======== Information supplied
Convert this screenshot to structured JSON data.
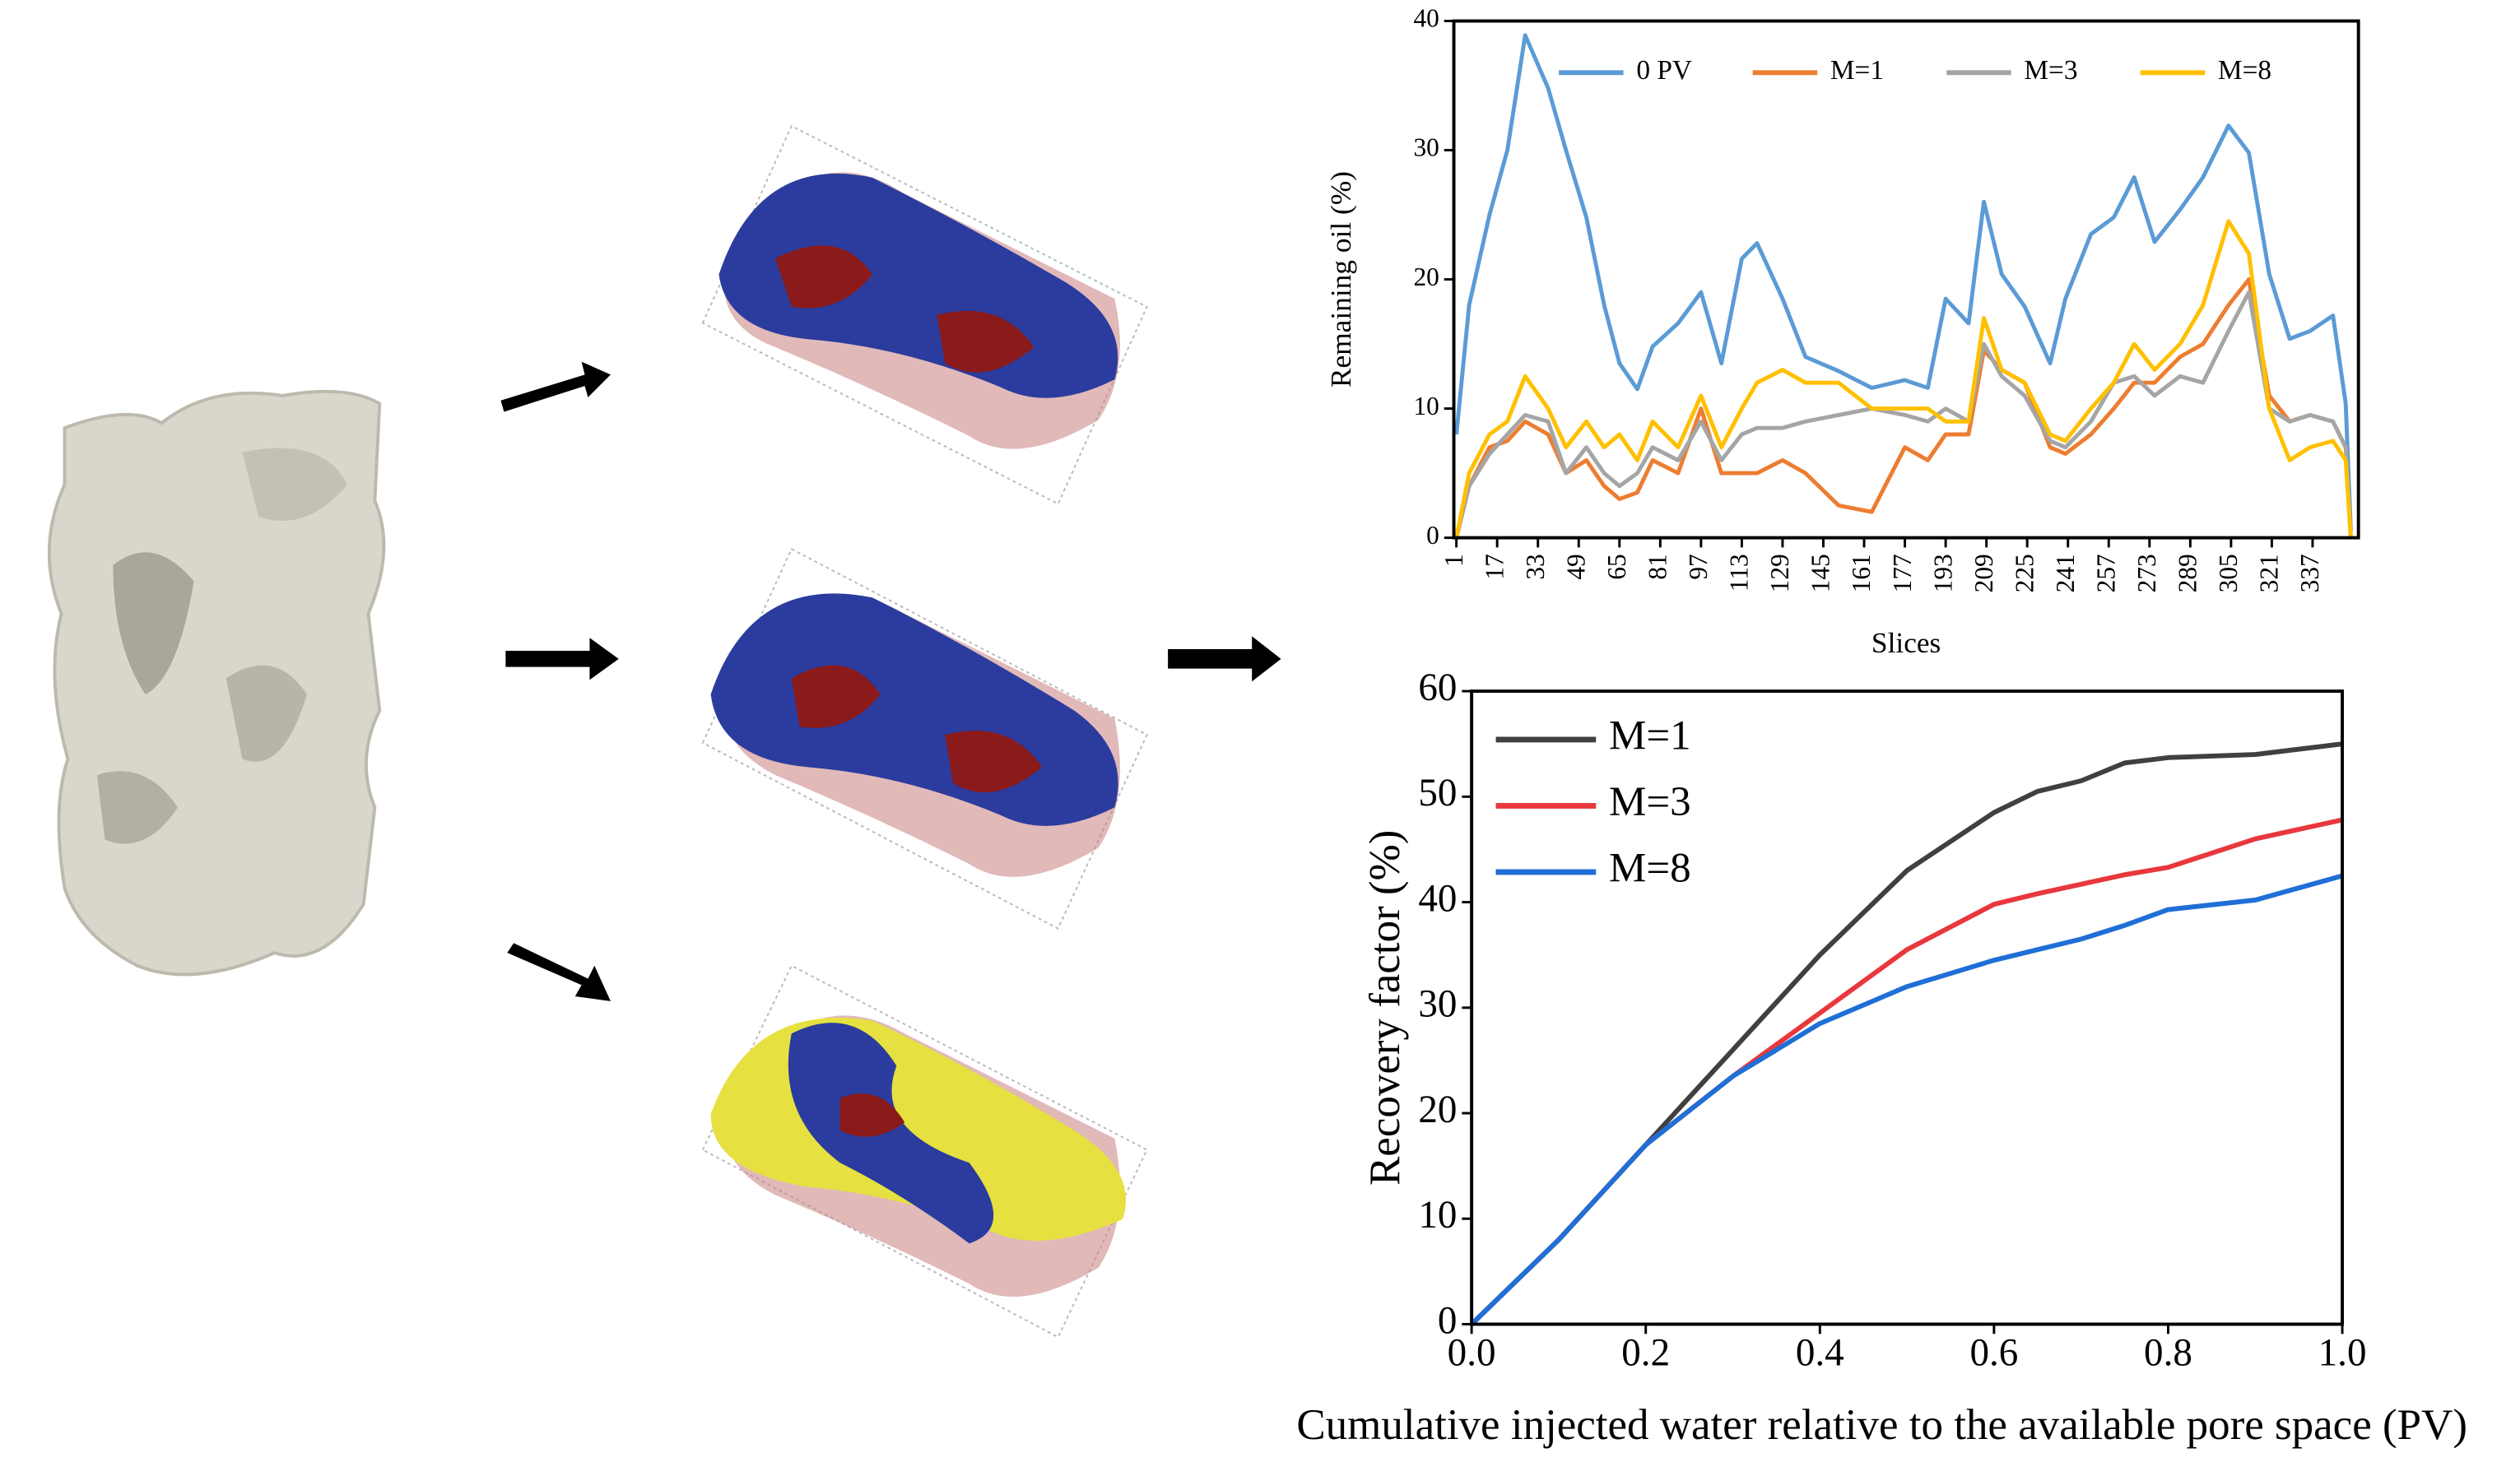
{
  "chart_data": [
    {
      "type": "line",
      "xlabel": "Slices",
      "ylabel": "Remaining oil (%)",
      "x": [
        1,
        6,
        14,
        21,
        28,
        37,
        44,
        52,
        59,
        65,
        72,
        78,
        88,
        97,
        105,
        113,
        119,
        129,
        138,
        151,
        164,
        177,
        186,
        193,
        202,
        208,
        215,
        224,
        234,
        240,
        250,
        259,
        267,
        275,
        285,
        294,
        304,
        312,
        320,
        328,
        336,
        345,
        350,
        352
      ],
      "xlim": [
        0,
        355
      ],
      "xticks": [
        1,
        17,
        33,
        49,
        65,
        81,
        97,
        113,
        129,
        145,
        161,
        177,
        193,
        209,
        225,
        241,
        257,
        273,
        289,
        305,
        321,
        337
      ],
      "ylim": [
        0,
        40
      ],
      "yticks": [
        0,
        10,
        20,
        30,
        40
      ],
      "legend": "top",
      "series": [
        {
          "name": "0 PV",
          "color": "#5b9bd5",
          "values": [
            8,
            18,
            25,
            30,
            38.9,
            34.8,
            30,
            24.8,
            18,
            13.5,
            11.5,
            14.8,
            16.6,
            19,
            13.5,
            21.6,
            22.8,
            18.5,
            14,
            12.9,
            11.6,
            12.2,
            11.6,
            18.5,
            16.6,
            26,
            20.4,
            17.9,
            13.5,
            18.5,
            23.5,
            24.8,
            27.9,
            22.9,
            25.4,
            27.9,
            31.9,
            29.8,
            20.4,
            15.4,
            16,
            17.2,
            10.4,
            0.5
          ]
        },
        {
          "name": "M=1",
          "color": "#ed7d31",
          "values": [
            0,
            4,
            7,
            7.5,
            9,
            8,
            5,
            6,
            4,
            3,
            3.5,
            6,
            5,
            10,
            5,
            5,
            5,
            6,
            5,
            2.5,
            2,
            7,
            6,
            8,
            8,
            14.5,
            13,
            12,
            7,
            6.5,
            8,
            10,
            12,
            12,
            14,
            15,
            18,
            20,
            11,
            9,
            9.5,
            9,
            7,
            0
          ]
        },
        {
          "name": "M=3",
          "color": "#a5a5a5",
          "values": [
            0,
            4,
            6.5,
            8,
            9.5,
            9,
            5,
            7,
            5,
            4,
            5,
            7,
            6,
            9,
            6,
            8,
            8.5,
            8.5,
            9,
            9.5,
            10,
            9.5,
            9,
            10,
            9,
            15,
            12.5,
            11,
            7.5,
            7,
            9,
            12,
            12.5,
            11,
            12.5,
            12,
            16,
            19,
            10,
            9,
            9.5,
            9,
            7,
            0
          ]
        },
        {
          "name": "M=8",
          "color": "#ffc000",
          "values": [
            0,
            5,
            8,
            9,
            12.5,
            10,
            7,
            9,
            7,
            8,
            6,
            9,
            7,
            11,
            7,
            10,
            12,
            13,
            12,
            12,
            10,
            10,
            10,
            9,
            9,
            17,
            13,
            12,
            8,
            7.5,
            10,
            12,
            15,
            13,
            15,
            18,
            24.5,
            22,
            10,
            6,
            7,
            7.5,
            6,
            0
          ]
        }
      ]
    },
    {
      "type": "line",
      "xlabel": "Cumulative injected water relative to the available pore space (PV)",
      "ylabel": "Recovery factor (%)",
      "x": [
        0,
        0.1,
        0.2,
        0.3,
        0.4,
        0.5,
        0.6,
        0.65,
        0.7,
        0.75,
        0.8,
        0.9,
        1.0
      ],
      "xlim": [
        0,
        1
      ],
      "xticks": [
        {
          "value": 0,
          "label": "0.0"
        },
        {
          "value": 0.2,
          "label": "0.2"
        },
        {
          "value": 0.4,
          "label": "0.4"
        },
        {
          "value": 0.6,
          "label": "0.6"
        },
        {
          "value": 0.8,
          "label": "0.8"
        },
        {
          "value": 1,
          "label": "1.0"
        }
      ],
      "ylim": [
        0,
        60
      ],
      "yticks": [
        0,
        10,
        20,
        30,
        40,
        50,
        60
      ],
      "legend": "upper left",
      "series": [
        {
          "name": "M=1",
          "color": "#404040",
          "values": [
            0,
            8,
            17,
            26,
            35,
            43,
            48.5,
            50.5,
            51.5,
            53.2,
            53.7,
            54,
            55
          ]
        },
        {
          "name": "M=3",
          "color": "#e8383d",
          "values": [
            0,
            8,
            17,
            23.5,
            29.5,
            35.5,
            39.8,
            40.8,
            41.7,
            42.6,
            43.3,
            46,
            47.8
          ]
        },
        {
          "name": "M=8",
          "color": "#1f6fd6",
          "values": [
            0,
            8,
            17,
            23.5,
            28.5,
            32,
            34.5,
            35.5,
            36.5,
            37.8,
            39.3,
            40.2,
            42.5
          ]
        }
      ]
    }
  ]
}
================
Transcribe the whole listing exactly. Pictures stay out of your copy.

Convert this screenshot to structured JSON data.
{
  "chart_data": [
    {
      "type": "line",
      "xlabel": "Slices",
      "ylabel": "Remaining oil (%)",
      "x": [
        1,
        6,
        14,
        21,
        28,
        37,
        44,
        52,
        59,
        65,
        72,
        78,
        88,
        97,
        105,
        113,
        119,
        129,
        138,
        151,
        164,
        177,
        186,
        193,
        202,
        208,
        215,
        224,
        234,
        240,
        250,
        259,
        267,
        275,
        285,
        294,
        304,
        312,
        320,
        328,
        336,
        345,
        350,
        352
      ],
      "xlim": [
        0,
        355
      ],
      "xticks": [
        1,
        17,
        33,
        49,
        65,
        81,
        97,
        113,
        129,
        145,
        161,
        177,
        193,
        209,
        225,
        241,
        257,
        273,
        289,
        305,
        321,
        337
      ],
      "ylim": [
        0,
        40
      ],
      "yticks": [
        0,
        10,
        20,
        30,
        40
      ],
      "legend": "top",
      "series": [
        {
          "name": "0 PV",
          "color": "#5b9bd5",
          "values": [
            8,
            18,
            25,
            30,
            38.9,
            34.8,
            30,
            24.8,
            18,
            13.5,
            11.5,
            14.8,
            16.6,
            19,
            13.5,
            21.6,
            22.8,
            18.5,
            14,
            12.9,
            11.6,
            12.2,
            11.6,
            18.5,
            16.6,
            26,
            20.4,
            17.9,
            13.5,
            18.5,
            23.5,
            24.8,
            27.9,
            22.9,
            25.4,
            27.9,
            31.9,
            29.8,
            20.4,
            15.4,
            16,
            17.2,
            10.4,
            0.5
          ]
        },
        {
          "name": "M=1",
          "color": "#ed7d31",
          "values": [
            0,
            4,
            7,
            7.5,
            9,
            8,
            5,
            6,
            4,
            3,
            3.5,
            6,
            5,
            10,
            5,
            5,
            5,
            6,
            5,
            2.5,
            2,
            7,
            6,
            8,
            8,
            14.5,
            13,
            12,
            7,
            6.5,
            8,
            10,
            12,
            12,
            14,
            15,
            18,
            20,
            11,
            9,
            9.5,
            9,
            7,
            0
          ]
        },
        {
          "name": "M=3",
          "color": "#a5a5a5",
          "values": [
            0,
            4,
            6.5,
            8,
            9.5,
            9,
            5,
            7,
            5,
            4,
            5,
            7,
            6,
            9,
            6,
            8,
            8.5,
            8.5,
            9,
            9.5,
            10,
            9.5,
            9,
            10,
            9,
            15,
            12.5,
            11,
            7.5,
            7,
            9,
            12,
            12.5,
            11,
            12.5,
            12,
            16,
            19,
            10,
            9,
            9.5,
            9,
            7,
            0
          ]
        },
        {
          "name": "M=8",
          "color": "#ffc000",
          "values": [
            0,
            5,
            8,
            9,
            12.5,
            10,
            7,
            9,
            7,
            8,
            6,
            9,
            7,
            11,
            7,
            10,
            12,
            13,
            12,
            12,
            10,
            10,
            10,
            9,
            9,
            17,
            13,
            12,
            8,
            7.5,
            10,
            12,
            15,
            13,
            15,
            18,
            24.5,
            22,
            10,
            6,
            7,
            7.5,
            6,
            0
          ]
        }
      ]
    },
    {
      "type": "line",
      "xlabel": "Cumulative injected water relative to the available pore space (PV)",
      "ylabel": "Recovery factor (%)",
      "x": [
        0,
        0.1,
        0.2,
        0.3,
        0.4,
        0.5,
        0.6,
        0.65,
        0.7,
        0.75,
        0.8,
        0.9,
        1.0
      ],
      "xlim": [
        0,
        1
      ],
      "xticks": [
        {
          "value": 0,
          "label": "0.0"
        },
        {
          "value": 0.2,
          "label": "0.2"
        },
        {
          "value": 0.4,
          "label": "0.4"
        },
        {
          "value": 0.6,
          "label": "0.6"
        },
        {
          "value": 0.8,
          "label": "0.8"
        },
        {
          "value": 1,
          "label": "1.0"
        }
      ],
      "ylim": [
        0,
        60
      ],
      "yticks": [
        0,
        10,
        20,
        30,
        40,
        50,
        60
      ],
      "legend": "upper left",
      "series": [
        {
          "name": "M=1",
          "color": "#404040",
          "values": [
            0,
            8,
            17,
            26,
            35,
            43,
            48.5,
            50.5,
            51.5,
            53.2,
            53.7,
            54,
            55
          ]
        },
        {
          "name": "M=3",
          "color": "#e8383d",
          "values": [
            0,
            8,
            17,
            23.5,
            29.5,
            35.5,
            39.8,
            40.8,
            41.7,
            42.6,
            43.3,
            46,
            47.8
          ]
        },
        {
          "name": "M=8",
          "color": "#1f6fd6",
          "values": [
            0,
            8,
            17,
            23.5,
            28.5,
            32,
            34.5,
            35.5,
            36.5,
            37.8,
            39.3,
            40.2,
            42.5
          ]
        }
      ]
    }
  ]
}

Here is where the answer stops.